Objective: Look for the string "JSON" and copy every line that has it.

** start Extracted records **

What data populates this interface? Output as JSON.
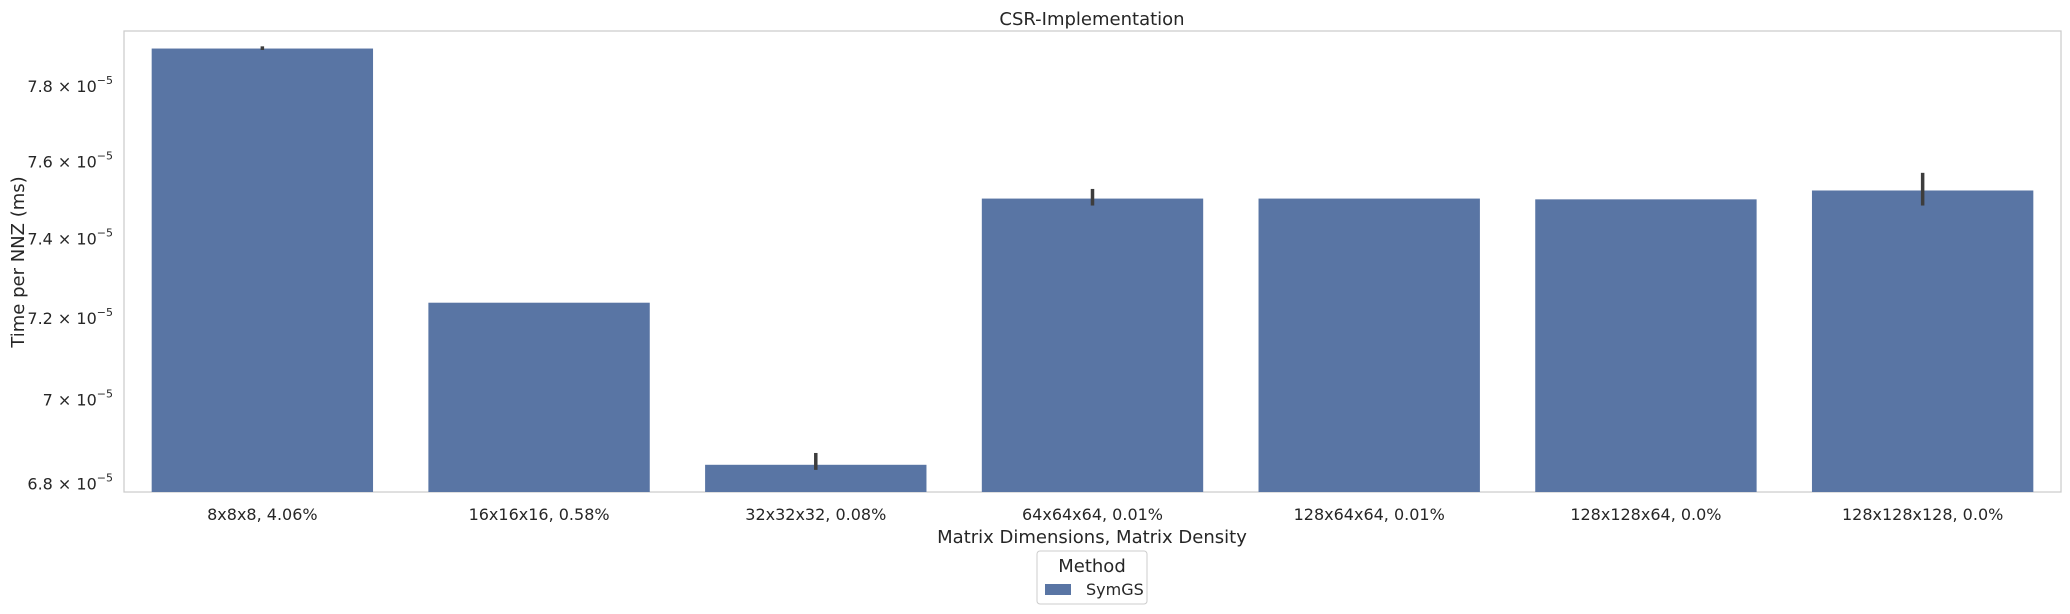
{
  "chart_data": {
    "type": "bar",
    "title": "CSR-Implementation",
    "xlabel": "Matrix Dimensions, Matrix Density",
    "ylabel": "Time per NNZ (ms)",
    "yscale": "log",
    "ylim": [
      6.78e-05,
      7.95e-05
    ],
    "grid": false,
    "legend": {
      "title": "Method",
      "placement": "bottom-center"
    },
    "categories": [
      "8x8x8, 4.06%",
      "16x16x16, 0.58%",
      "32x32x32, 0.08%",
      "64x64x64, 0.01%",
      "128x64x64, 0.01%",
      "128x128x64, 0.0%",
      "128x128x128, 0.0%"
    ],
    "yticks": [
      {
        "value": 6.8e-05,
        "mantissa": "6.8",
        "exp": "−5"
      },
      {
        "value": 7e-05,
        "mantissa": "7",
        "exp": "−5"
      },
      {
        "value": 7.2e-05,
        "mantissa": "7.2",
        "exp": "−5"
      },
      {
        "value": 7.4e-05,
        "mantissa": "7.4",
        "exp": "−5"
      },
      {
        "value": 7.6e-05,
        "mantissa": "7.6",
        "exp": "−5"
      },
      {
        "value": 7.8e-05,
        "mantissa": "7.8",
        "exp": "−5"
      }
    ],
    "series": [
      {
        "name": "SymGS",
        "color": "#5975a4",
        "values": [
          7.902e-05,
          7.238e-05,
          6.844e-05,
          7.503e-05,
          7.503e-05,
          7.501e-05,
          7.524e-05
        ],
        "error_low": [
          7.898e-05,
          7.238e-05,
          6.832e-05,
          7.485e-05,
          7.503e-05,
          7.501e-05,
          7.485e-05
        ],
        "error_high": [
          7.908e-05,
          7.238e-05,
          6.872e-05,
          7.528e-05,
          7.503e-05,
          7.501e-05,
          7.57e-05
        ]
      }
    ]
  }
}
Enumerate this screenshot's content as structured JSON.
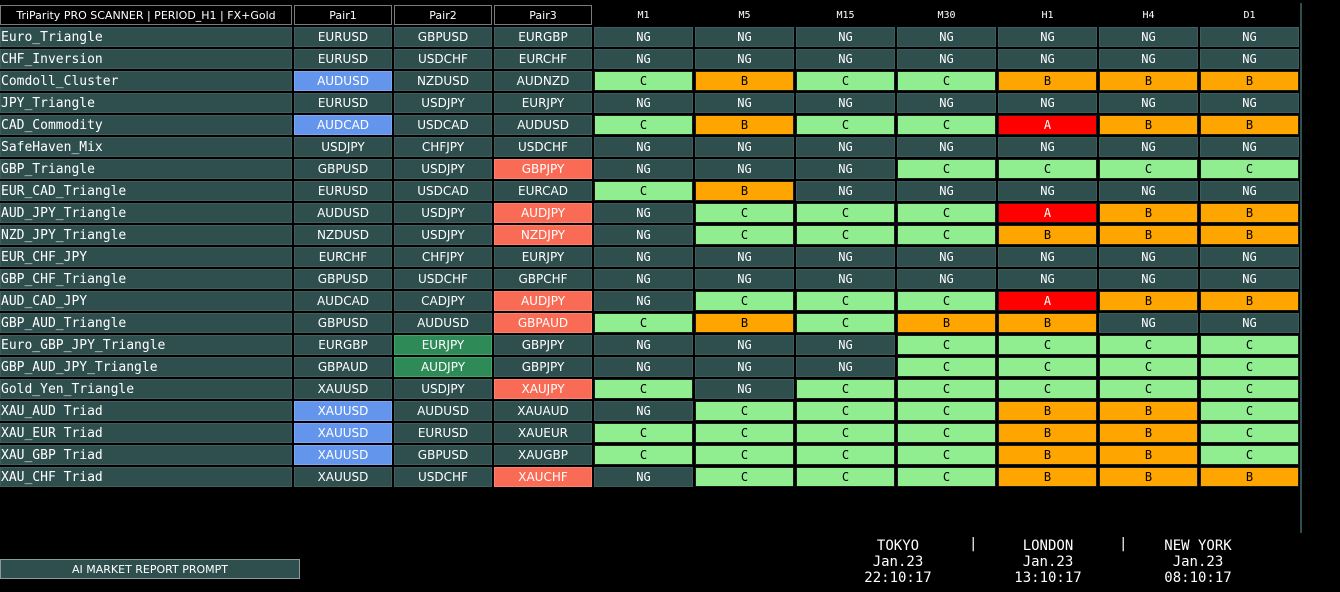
{
  "header": {
    "title": "TriParity PRO SCANNER | PERIOD_H1 | FX+Gold",
    "pair_headers": [
      "Pair1",
      "Pair2",
      "Pair3"
    ],
    "timeframes": [
      "M1",
      "M5",
      "M15",
      "M30",
      "H1",
      "H4",
      "D1"
    ]
  },
  "colors": {
    "NG": "#2f4f4f",
    "C": "#90ee90",
    "B": "#ffa500",
    "A": "#ff0000",
    "pair_blue": "#6495ed",
    "pair_red": "#fa6b55",
    "pair_green": "#2e8b57"
  },
  "rows": [
    {
      "name": "Euro_Triangle",
      "pairs": [
        [
          "EURUSD",
          ""
        ],
        [
          "GBPUSD",
          ""
        ],
        [
          "EURGBP",
          ""
        ]
      ],
      "signals": [
        "NG",
        "NG",
        "NG",
        "NG",
        "NG",
        "NG",
        "NG"
      ]
    },
    {
      "name": "CHF_Inversion",
      "pairs": [
        [
          "EURUSD",
          ""
        ],
        [
          "USDCHF",
          ""
        ],
        [
          "EURCHF",
          ""
        ]
      ],
      "signals": [
        "NG",
        "NG",
        "NG",
        "NG",
        "NG",
        "NG",
        "NG"
      ]
    },
    {
      "name": "Comdoll_Cluster",
      "pairs": [
        [
          "AUDUSD",
          "blue"
        ],
        [
          "NZDUSD",
          ""
        ],
        [
          "AUDNZD",
          ""
        ]
      ],
      "signals": [
        "C",
        "B",
        "C",
        "C",
        "B",
        "B",
        "B"
      ]
    },
    {
      "name": "JPY_Triangle",
      "pairs": [
        [
          "EURUSD",
          ""
        ],
        [
          "USDJPY",
          ""
        ],
        [
          "EURJPY",
          ""
        ]
      ],
      "signals": [
        "NG",
        "NG",
        "NG",
        "NG",
        "NG",
        "NG",
        "NG"
      ]
    },
    {
      "name": "CAD_Commodity",
      "pairs": [
        [
          "AUDCAD",
          "blue"
        ],
        [
          "USDCAD",
          ""
        ],
        [
          "AUDUSD",
          ""
        ]
      ],
      "signals": [
        "C",
        "B",
        "C",
        "C",
        "A",
        "B",
        "B"
      ]
    },
    {
      "name": "SafeHaven_Mix",
      "pairs": [
        [
          "USDJPY",
          ""
        ],
        [
          "CHFJPY",
          ""
        ],
        [
          "USDCHF",
          ""
        ]
      ],
      "signals": [
        "NG",
        "NG",
        "NG",
        "NG",
        "NG",
        "NG",
        "NG"
      ]
    },
    {
      "name": "GBP_Triangle",
      "pairs": [
        [
          "GBPUSD",
          ""
        ],
        [
          "USDJPY",
          ""
        ],
        [
          "GBPJPY",
          "red"
        ]
      ],
      "signals": [
        "NG",
        "NG",
        "NG",
        "C",
        "C",
        "C",
        "C"
      ]
    },
    {
      "name": "EUR_CAD_Triangle",
      "pairs": [
        [
          "EURUSD",
          ""
        ],
        [
          "USDCAD",
          ""
        ],
        [
          "EURCAD",
          ""
        ]
      ],
      "signals": [
        "C",
        "B",
        "NG",
        "NG",
        "NG",
        "NG",
        "NG"
      ]
    },
    {
      "name": "AUD_JPY_Triangle",
      "pairs": [
        [
          "AUDUSD",
          ""
        ],
        [
          "USDJPY",
          ""
        ],
        [
          "AUDJPY",
          "red"
        ]
      ],
      "signals": [
        "NG",
        "C",
        "C",
        "C",
        "A",
        "B",
        "B"
      ]
    },
    {
      "name": "NZD_JPY_Triangle",
      "pairs": [
        [
          "NZDUSD",
          ""
        ],
        [
          "USDJPY",
          ""
        ],
        [
          "NZDJPY",
          "red"
        ]
      ],
      "signals": [
        "NG",
        "C",
        "C",
        "C",
        "B",
        "B",
        "B"
      ]
    },
    {
      "name": "EUR_CHF_JPY",
      "pairs": [
        [
          "EURCHF",
          ""
        ],
        [
          "CHFJPY",
          ""
        ],
        [
          "EURJPY",
          ""
        ]
      ],
      "signals": [
        "NG",
        "NG",
        "NG",
        "NG",
        "NG",
        "NG",
        "NG"
      ]
    },
    {
      "name": "GBP_CHF_Triangle",
      "pairs": [
        [
          "GBPUSD",
          ""
        ],
        [
          "USDCHF",
          ""
        ],
        [
          "GBPCHF",
          ""
        ]
      ],
      "signals": [
        "NG",
        "NG",
        "NG",
        "NG",
        "NG",
        "NG",
        "NG"
      ]
    },
    {
      "name": "AUD_CAD_JPY",
      "pairs": [
        [
          "AUDCAD",
          ""
        ],
        [
          "CADJPY",
          ""
        ],
        [
          "AUDJPY",
          "red"
        ]
      ],
      "signals": [
        "NG",
        "C",
        "C",
        "C",
        "A",
        "B",
        "B"
      ]
    },
    {
      "name": "GBP_AUD_Triangle",
      "pairs": [
        [
          "GBPUSD",
          ""
        ],
        [
          "AUDUSD",
          ""
        ],
        [
          "GBPAUD",
          "red"
        ]
      ],
      "signals": [
        "C",
        "B",
        "C",
        "B",
        "B",
        "NG",
        "NG"
      ]
    },
    {
      "name": "Euro_GBP_JPY_Triangle",
      "pairs": [
        [
          "EURGBP",
          ""
        ],
        [
          "EURJPY",
          "green"
        ],
        [
          "GBPJPY",
          ""
        ]
      ],
      "signals": [
        "NG",
        "NG",
        "NG",
        "C",
        "C",
        "C",
        "C"
      ]
    },
    {
      "name": "GBP_AUD_JPY_Triangle",
      "pairs": [
        [
          "GBPAUD",
          ""
        ],
        [
          "AUDJPY",
          "green"
        ],
        [
          "GBPJPY",
          ""
        ]
      ],
      "signals": [
        "NG",
        "NG",
        "NG",
        "C",
        "C",
        "C",
        "C"
      ]
    },
    {
      "name": "Gold_Yen_Triangle",
      "pairs": [
        [
          "XAUUSD",
          ""
        ],
        [
          "USDJPY",
          ""
        ],
        [
          "XAUJPY",
          "red"
        ]
      ],
      "signals": [
        "C",
        "NG",
        "C",
        "C",
        "C",
        "C",
        "C"
      ]
    },
    {
      "name": "XAU_AUD Triad",
      "pairs": [
        [
          "XAUUSD",
          "blue"
        ],
        [
          "AUDUSD",
          ""
        ],
        [
          "XAUAUD",
          ""
        ]
      ],
      "signals": [
        "NG",
        "C",
        "C",
        "C",
        "B",
        "B",
        "C"
      ]
    },
    {
      "name": "XAU_EUR Triad",
      "pairs": [
        [
          "XAUUSD",
          "blue"
        ],
        [
          "EURUSD",
          ""
        ],
        [
          "XAUEUR",
          ""
        ]
      ],
      "signals": [
        "C",
        "C",
        "C",
        "C",
        "B",
        "B",
        "C"
      ]
    },
    {
      "name": "XAU_GBP Triad",
      "pairs": [
        [
          "XAUUSD",
          "blue"
        ],
        [
          "GBPUSD",
          ""
        ],
        [
          "XAUGBP",
          ""
        ]
      ],
      "signals": [
        "C",
        "C",
        "C",
        "C",
        "B",
        "B",
        "C"
      ]
    },
    {
      "name": "XAU_CHF Triad",
      "pairs": [
        [
          "XAUUSD",
          ""
        ],
        [
          "USDCHF",
          ""
        ],
        [
          "XAUCHF",
          "red"
        ]
      ],
      "signals": [
        "NG",
        "C",
        "C",
        "C",
        "B",
        "B",
        "B"
      ]
    }
  ],
  "footer": {
    "ai_button_label": "AI MARKET REPORT PROMPT",
    "separator": "|",
    "clocks": [
      {
        "city": "TOKYO",
        "date": "Jan.23",
        "time": "22:10:17"
      },
      {
        "city": "LONDON",
        "date": "Jan.23",
        "time": "13:10:17"
      },
      {
        "city": "NEW YORK",
        "date": "Jan.23",
        "time": "08:10:17"
      }
    ]
  }
}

** end Extracted records **

Solution:
What data populates this interface? Output as JSON.
Enumerate this screenshot's content as structured JSON.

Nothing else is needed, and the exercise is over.